=== OBJECTIVE ===
Wherever the string "structured" appears in a line, extract that line.

=== Records that describe figures ===
--- Begin ---

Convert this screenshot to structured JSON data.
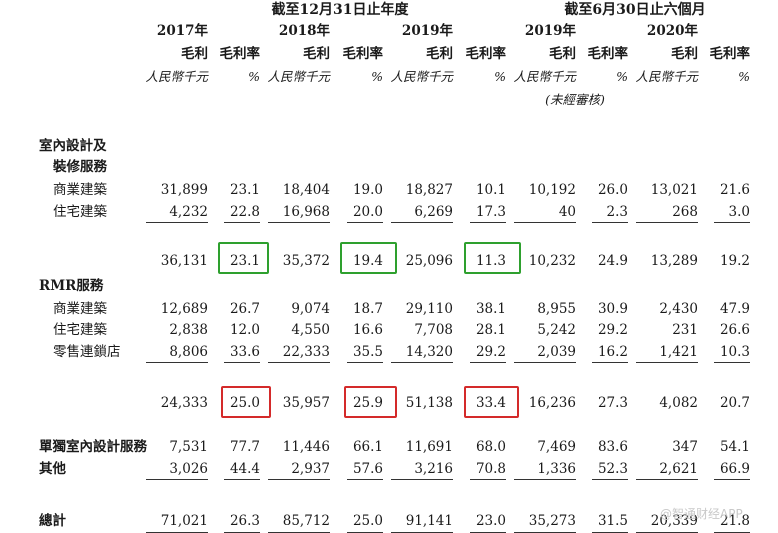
{
  "header": {
    "period_fy": "截至12月31日止年度",
    "period_half": "截至6月30日止六個月",
    "years": [
      "2017年",
      "2018年",
      "2019年",
      "2019年",
      "2020年"
    ],
    "gp_label": "毛利",
    "gm_label": "毛利率",
    "rmb_unit": "人民幣千元",
    "pct_unit": "%",
    "unaudited": "(未經審核)"
  },
  "sections": {
    "interior_title_1": "室內設計及",
    "interior_title_2": "裝修服務",
    "rmr_title": "RMR服務"
  },
  "rows": [
    {
      "label": "商業建築",
      "values": [
        "31,899",
        "23.1",
        "18,404",
        "19.0",
        "18,827",
        "10.1",
        "10,192",
        "26.0",
        "13,021",
        "21.6"
      ]
    },
    {
      "label": "住宅建築",
      "values": [
        "4,232",
        "22.8",
        "16,968",
        "20.0",
        "6,269",
        "17.3",
        "40",
        "2.3",
        "268",
        "3.0"
      ]
    },
    {
      "label": "",
      "values": [
        "36,131",
        "23.1",
        "35,372",
        "19.4",
        "25,096",
        "11.3",
        "10,232",
        "24.9",
        "13,289",
        "19.2"
      ]
    },
    {
      "label": "商業建築",
      "values": [
        "12,689",
        "26.7",
        "9,074",
        "18.7",
        "29,110",
        "38.1",
        "8,955",
        "30.9",
        "2,430",
        "47.9"
      ]
    },
    {
      "label": "住宅建築",
      "values": [
        "2,838",
        "12.0",
        "4,550",
        "16.6",
        "7,708",
        "28.1",
        "5,242",
        "29.2",
        "231",
        "26.6"
      ]
    },
    {
      "label": "零售連鎖店",
      "values": [
        "8,806",
        "33.6",
        "22,333",
        "35.5",
        "14,320",
        "29.2",
        "2,039",
        "16.2",
        "1,421",
        "10.3"
      ]
    },
    {
      "label": "",
      "values": [
        "24,333",
        "25.0",
        "35,957",
        "25.9",
        "51,138",
        "33.4",
        "16,236",
        "27.3",
        "4,082",
        "20.7"
      ]
    },
    {
      "label": "單獨室內設計服務",
      "values": [
        "7,531",
        "77.7",
        "11,446",
        "66.1",
        "11,691",
        "68.0",
        "7,469",
        "83.6",
        "347",
        "54.1"
      ]
    },
    {
      "label": "其他",
      "values": [
        "3,026",
        "44.4",
        "2,937",
        "57.6",
        "3,216",
        "70.8",
        "1,336",
        "52.3",
        "2,621",
        "66.9"
      ]
    },
    {
      "label": "總計",
      "values": [
        "71,021",
        "26.3",
        "85,712",
        "25.0",
        "91,141",
        "23.0",
        "35,273",
        "31.5",
        "20,339",
        "21.8"
      ]
    }
  ],
  "highlight_colors": {
    "green": "#2ea02e",
    "red": "#d42a2a"
  },
  "watermark": "@智通财经APP"
}
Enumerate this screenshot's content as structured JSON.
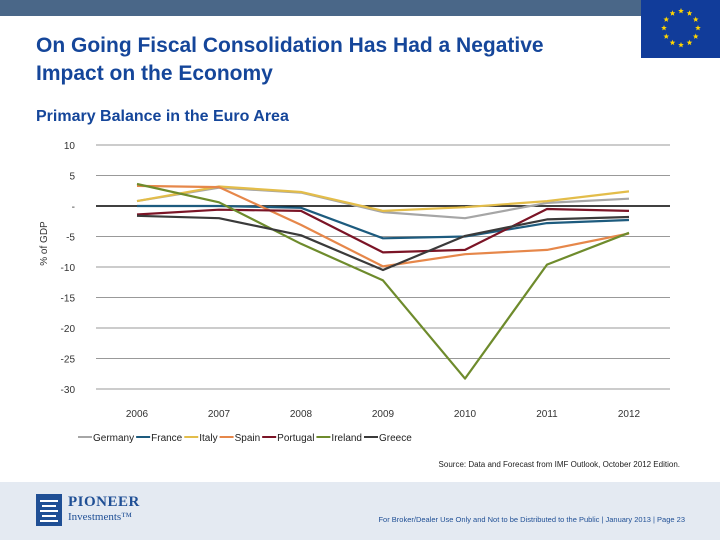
{
  "header": {
    "title_line1": "On Going Fiscal Consolidation Has Had a Negative",
    "title_line2": "Impact on the Economy"
  },
  "chart_data": {
    "type": "line",
    "title": "Primary Balance in the Euro Area",
    "xlabel": "",
    "ylabel": "% of GDP",
    "categories": [
      "2006",
      "2007",
      "2008",
      "2009",
      "2010",
      "2011",
      "2012"
    ],
    "yticks": [
      10,
      5,
      0,
      -5,
      -10,
      -15,
      -20,
      -25,
      -30
    ],
    "ytick_labels": [
      "10",
      "5",
      "-",
      "-5",
      "-10",
      "-15",
      "-20",
      "-25",
      "-30"
    ],
    "ylim": [
      -30,
      10
    ],
    "legend_position": "bottom",
    "series": [
      {
        "name": "Germany",
        "color": "#a6a6a6",
        "values": [
          0.8,
          3.0,
          2.2,
          -1.0,
          -2.0,
          0.5,
          1.2
        ]
      },
      {
        "name": "France",
        "color": "#1d5b7e",
        "values": [
          0.0,
          0.0,
          -0.3,
          -5.3,
          -5.0,
          -2.8,
          -2.3
        ]
      },
      {
        "name": "Italy",
        "color": "#e3bd4a",
        "values": [
          0.8,
          3.2,
          2.3,
          -0.8,
          -0.2,
          0.8,
          2.4
        ]
      },
      {
        "name": "Spain",
        "color": "#e6874a",
        "values": [
          3.3,
          3.1,
          -3.1,
          -9.9,
          -7.9,
          -7.2,
          -4.5
        ]
      },
      {
        "name": "Portugal",
        "color": "#7b1426",
        "values": [
          -1.4,
          -0.6,
          -0.8,
          -7.6,
          -7.2,
          -0.5,
          -0.8
        ]
      },
      {
        "name": "Ireland",
        "color": "#6e8b2c",
        "values": [
          3.6,
          0.6,
          -6.2,
          -12.2,
          -28.3,
          -9.6,
          -4.4
        ]
      },
      {
        "name": "Greece",
        "color": "#3a3a3a",
        "values": [
          -1.6,
          -2.0,
          -4.8,
          -10.5,
          -4.9,
          -2.2,
          -1.8
        ]
      }
    ]
  },
  "source_note": "Source: Data and Forecast from IMF Outlook, October 2012 Edition.",
  "footer": {
    "brand_line1": "PIONEER",
    "brand_line2": "Investments™",
    "disclaimer": "For Broker/Dealer Use Only and Not to be Distributed to the Public | January 2013 | Page 23"
  },
  "colors": {
    "title": "#15469a",
    "topbar": "#4a6788",
    "eu_blue": "#113c9a",
    "eu_star": "#ffd500",
    "footer_bg": "#e4eaf2"
  }
}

--- End ---

=== FULL OUTPUT ===
Convert this screenshot to structured JSON data.
Enumerate this screenshot's content as structured JSON.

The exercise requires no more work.